WRITTEN INSTRUCTION:
List each line holding the string "style".

RECORD LIST:
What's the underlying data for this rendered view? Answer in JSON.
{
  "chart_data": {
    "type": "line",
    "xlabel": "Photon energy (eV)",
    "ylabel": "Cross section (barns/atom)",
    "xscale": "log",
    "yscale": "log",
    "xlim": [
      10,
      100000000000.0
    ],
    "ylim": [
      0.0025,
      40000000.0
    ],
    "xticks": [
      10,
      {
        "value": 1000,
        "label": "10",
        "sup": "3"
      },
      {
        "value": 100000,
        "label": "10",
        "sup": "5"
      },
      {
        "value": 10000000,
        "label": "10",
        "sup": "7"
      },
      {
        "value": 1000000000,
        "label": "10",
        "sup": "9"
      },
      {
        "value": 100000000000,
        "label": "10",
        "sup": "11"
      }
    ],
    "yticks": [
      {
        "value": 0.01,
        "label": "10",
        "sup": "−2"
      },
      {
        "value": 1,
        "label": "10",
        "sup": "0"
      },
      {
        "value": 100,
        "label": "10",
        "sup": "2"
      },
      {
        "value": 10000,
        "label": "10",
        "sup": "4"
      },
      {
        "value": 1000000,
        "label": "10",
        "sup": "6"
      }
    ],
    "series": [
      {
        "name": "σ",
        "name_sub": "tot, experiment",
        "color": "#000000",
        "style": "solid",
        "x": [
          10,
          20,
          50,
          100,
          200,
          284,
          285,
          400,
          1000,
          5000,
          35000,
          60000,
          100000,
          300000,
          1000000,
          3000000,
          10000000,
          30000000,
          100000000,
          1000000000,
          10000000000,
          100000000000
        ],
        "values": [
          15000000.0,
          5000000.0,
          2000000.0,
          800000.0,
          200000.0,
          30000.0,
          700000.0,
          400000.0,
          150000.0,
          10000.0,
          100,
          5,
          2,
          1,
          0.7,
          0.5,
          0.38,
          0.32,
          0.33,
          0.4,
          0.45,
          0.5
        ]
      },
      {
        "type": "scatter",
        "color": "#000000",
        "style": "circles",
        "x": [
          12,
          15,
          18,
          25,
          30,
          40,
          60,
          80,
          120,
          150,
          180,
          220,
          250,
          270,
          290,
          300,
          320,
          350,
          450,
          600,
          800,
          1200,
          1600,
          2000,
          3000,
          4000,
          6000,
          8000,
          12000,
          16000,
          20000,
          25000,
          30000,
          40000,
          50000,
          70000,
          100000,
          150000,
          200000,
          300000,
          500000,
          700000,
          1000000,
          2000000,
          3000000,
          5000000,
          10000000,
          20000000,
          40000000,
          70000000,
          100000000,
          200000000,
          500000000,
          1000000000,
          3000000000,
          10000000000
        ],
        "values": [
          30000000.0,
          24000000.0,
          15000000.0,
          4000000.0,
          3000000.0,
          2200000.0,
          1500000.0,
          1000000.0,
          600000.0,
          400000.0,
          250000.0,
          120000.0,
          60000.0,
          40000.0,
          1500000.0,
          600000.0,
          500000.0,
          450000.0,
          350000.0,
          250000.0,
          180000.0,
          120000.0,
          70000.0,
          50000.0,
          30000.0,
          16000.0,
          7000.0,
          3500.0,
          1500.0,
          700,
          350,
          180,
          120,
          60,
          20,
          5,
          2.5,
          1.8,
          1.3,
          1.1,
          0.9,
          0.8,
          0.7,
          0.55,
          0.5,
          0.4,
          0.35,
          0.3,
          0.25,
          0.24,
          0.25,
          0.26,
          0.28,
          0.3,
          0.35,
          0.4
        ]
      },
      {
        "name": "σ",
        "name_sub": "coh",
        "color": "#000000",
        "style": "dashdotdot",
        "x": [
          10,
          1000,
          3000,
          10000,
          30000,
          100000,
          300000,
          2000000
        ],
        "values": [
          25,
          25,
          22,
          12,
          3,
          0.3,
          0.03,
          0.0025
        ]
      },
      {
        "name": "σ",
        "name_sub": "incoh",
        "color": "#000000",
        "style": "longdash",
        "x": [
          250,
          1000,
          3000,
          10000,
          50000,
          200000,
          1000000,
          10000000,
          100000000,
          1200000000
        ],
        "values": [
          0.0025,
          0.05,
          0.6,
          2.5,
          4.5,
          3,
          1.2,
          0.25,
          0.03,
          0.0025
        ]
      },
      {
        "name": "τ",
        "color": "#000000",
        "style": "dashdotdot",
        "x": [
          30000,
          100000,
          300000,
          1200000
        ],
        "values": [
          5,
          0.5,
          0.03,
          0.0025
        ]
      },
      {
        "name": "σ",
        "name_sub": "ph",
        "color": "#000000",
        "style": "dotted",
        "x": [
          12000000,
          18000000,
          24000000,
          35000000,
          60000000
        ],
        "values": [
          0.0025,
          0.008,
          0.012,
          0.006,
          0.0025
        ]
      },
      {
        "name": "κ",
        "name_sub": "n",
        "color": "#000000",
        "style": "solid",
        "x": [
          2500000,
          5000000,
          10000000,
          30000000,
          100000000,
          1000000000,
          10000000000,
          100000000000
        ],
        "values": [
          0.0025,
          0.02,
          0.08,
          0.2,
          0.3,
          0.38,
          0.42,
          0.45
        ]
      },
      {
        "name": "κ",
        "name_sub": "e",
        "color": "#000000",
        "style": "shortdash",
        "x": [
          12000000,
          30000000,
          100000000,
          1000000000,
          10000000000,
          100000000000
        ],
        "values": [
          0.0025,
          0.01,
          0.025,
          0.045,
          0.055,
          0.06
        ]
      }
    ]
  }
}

WRITTEN RESPONSE:
        "style": "solid",
        "style": "circles",
        "style": "dashdotdot",
        "style": "longdash",
        "style": "dashdotdot",
        "style": "dotted",
        "style": "solid",
        "style": "shortdash",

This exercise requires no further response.